### [Stored rows]

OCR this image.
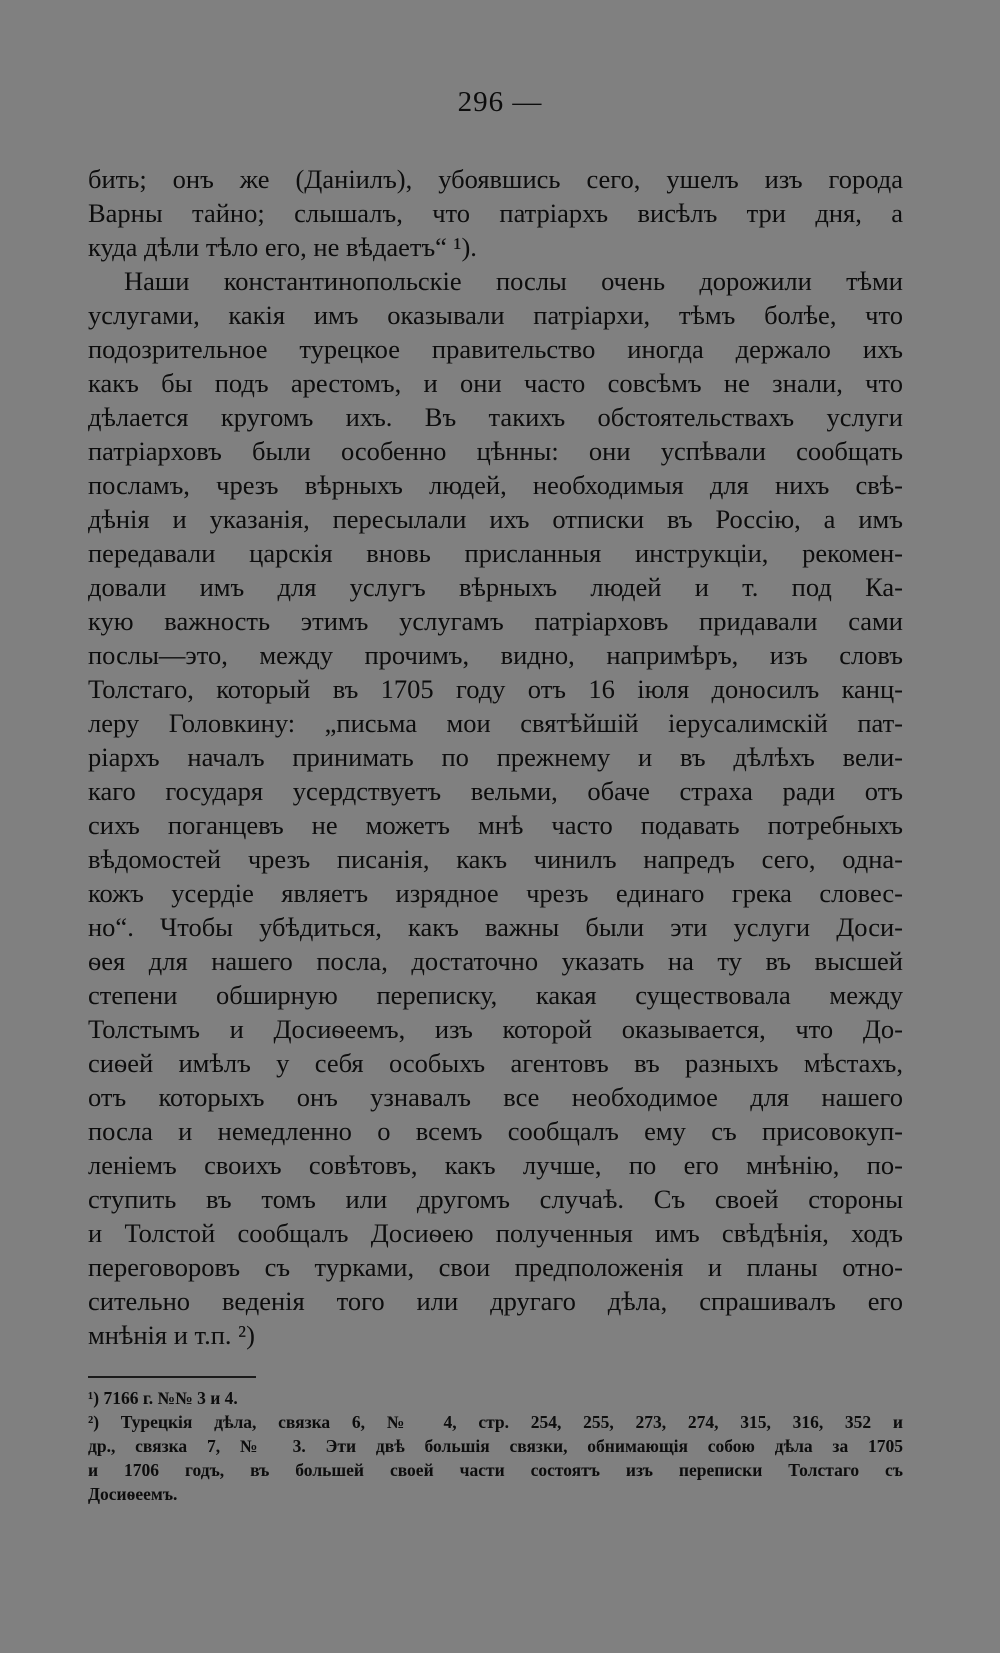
296 —
бить; онъ же (Даніилъ), убоявшись сего, ушелъ изъ города
Варны тайно; слышалъ, что патріархъ висѣлъ три дня, а
куда дѣли тѣло его, не вѣдаетъ“ ¹).
Наши константинопольскіе послы очень дорожили тѣми
услугами, какія имъ оказывали патріархи, тѣмъ болѣе, что
подозрительное турецкое правительство иногда держало ихъ
какъ бы подъ арестомъ, и они часто совсѣмъ не знали, что
дѣлается кругомъ ихъ. Въ такихъ обстоятельствахъ услуги
патріарховъ были особенно цѣнны: они успѣвали сообщать
посламъ, чрезъ вѣрныхъ людей, необходимыя для нихъ свѣ-
дѣнія и указанія, пересылали ихъ отписки въ Россію, а имъ
передавали царскія вновь присланныя инструкціи, рекомен-
довали имъ для услугъ вѣрныхъ людей и т. под Ка-
кую важность этимъ услугамъ патріарховъ придавали сами
послы—это, между прочимъ, видно, напримѣръ, изъ словъ
Толстаго, который въ 1705 году отъ 16 іюля доносилъ канц-
леру Головкину: „письма мои святѣйшій іерусалимскій пат-
ріархъ началъ принимать по прежнему и въ дѣлѣхъ вели-
каго государя усердствуетъ вельми, обаче страха ради отъ
сихъ поганцевъ не можетъ мнѣ часто подавать потребныхъ
вѣдомостей чрезъ писанія, какъ чинилъ напредъ сего, одна-
кожъ усердіе являетъ изрядное чрезъ единаго грека словес-
но“. Чтобы убѣдиться, какъ важны были эти услуги Доси-
ѳея для нашего посла, достаточно указать на ту въ высшей
степени обширную переписку, какая существовала между
Толстымъ и Досиѳеемъ, изъ которой оказывается, что До-
сиѳей имѣлъ у себя особыхъ агентовъ въ разныхъ мѣстахъ,
отъ которыхъ онъ узнавалъ все необходимое для нашего
посла и немедленно о всемъ сообщалъ ему съ присовокуп-
леніемъ своихъ совѣтовъ, какъ лучше, по его мнѣнію, по-
ступить въ томъ или другомъ случаѣ. Съ своей стороны
и Толстой сообщалъ Досиѳею полученныя имъ свѣдѣнія, ходъ
переговоровъ съ турками, свои предположенія и планы отно-
сительно веденія того или другаго дѣла, спрашивалъ его
мнѣнія и т.п. ²)
¹) 7166 г. №№ 3 и 4.
²) Турецкія дѣла, связка 6, № 4, стр. 254, 255, 273, 274, 315, 316, 352 и
др., связка 7, № 3. Эти двѣ большія связки, обнимающія собою дѣла за 1705
и 1706 годъ, въ большей своей части состоятъ изъ переписки Толстаго съ
Досиѳеемъ.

### [Objective]
Verbatim reproduction of every record is required; images are left out.

### [Task solution]
OCR this image.
296 —
бить; онъ же (Даніилъ), убоявшись сего, ушелъ изъ города
Варны тайно; слышалъ, что патріархъ висѣлъ три дня, а
куда дѣли тѣло его, не вѣдаетъ“ ¹).
Наши константинопольскіе послы очень дорожили тѣми
услугами, какія имъ оказывали патріархи, тѣмъ болѣе, что
подозрительное турецкое правительство иногда держало ихъ
какъ бы подъ арестомъ, и они часто совсѣмъ не знали, что
дѣлается кругомъ ихъ. Въ такихъ обстоятельствахъ услуги
патріарховъ были особенно цѣнны: они успѣвали сообщать
посламъ, чрезъ вѣрныхъ людей, необходимыя для нихъ свѣ-
дѣнія и указанія, пересылали ихъ отписки въ Россію, а имъ
передавали царскія вновь присланныя инструкціи, рекомен-
довали имъ для услугъ вѣрныхъ людей и т. под Ка-
кую важность этимъ услугамъ патріарховъ придавали сами
послы—это, между прочимъ, видно, напримѣръ, изъ словъ
Толстаго, который въ 1705 году отъ 16 іюля доносилъ канц-
леру Головкину: „письма мои святѣйшій іерусалимскій пат-
ріархъ началъ принимать по прежнему и въ дѣлѣхъ вели-
каго государя усердствуетъ вельми, обаче страха ради отъ
сихъ поганцевъ не можетъ мнѣ часто подавать потребныхъ
вѣдомостей чрезъ писанія, какъ чинилъ напредъ сего, одна-
кожъ усердіе являетъ изрядное чрезъ единаго грека словес-
но“. Чтобы убѣдиться, какъ важны были эти услуги Доси-
ѳея для нашего посла, достаточно указать на ту въ высшей
степени обширную переписку, какая существовала между
Толстымъ и Досиѳеемъ, изъ которой оказывается, что До-
сиѳей имѣлъ у себя особыхъ агентовъ въ разныхъ мѣстахъ,
отъ которыхъ онъ узнавалъ все необходимое для нашего
посла и немедленно о всемъ сообщалъ ему съ присовокуп-
леніемъ своихъ совѣтовъ, какъ лучше, по его мнѣнію, по-
ступить въ томъ или другомъ случаѣ. Съ своей стороны
и Толстой сообщалъ Досиѳею полученныя имъ свѣдѣнія, ходъ
переговоровъ съ турками, свои предположенія и планы отно-
сительно веденія того или другаго дѣла, спрашивалъ его
мнѣнія и т.п. ²)
¹) 7166 г. №№ 3 и 4.
²) Турецкія дѣла, связка 6, № 4, стр. 254, 255, 273, 274, 315, 316, 352 и
др., связка 7, № 3. Эти двѣ большія связки, обнимающія собою дѣла за 1705
и 1706 годъ, въ большей своей части состоятъ изъ переписки Толстаго съ
Досиѳеемъ.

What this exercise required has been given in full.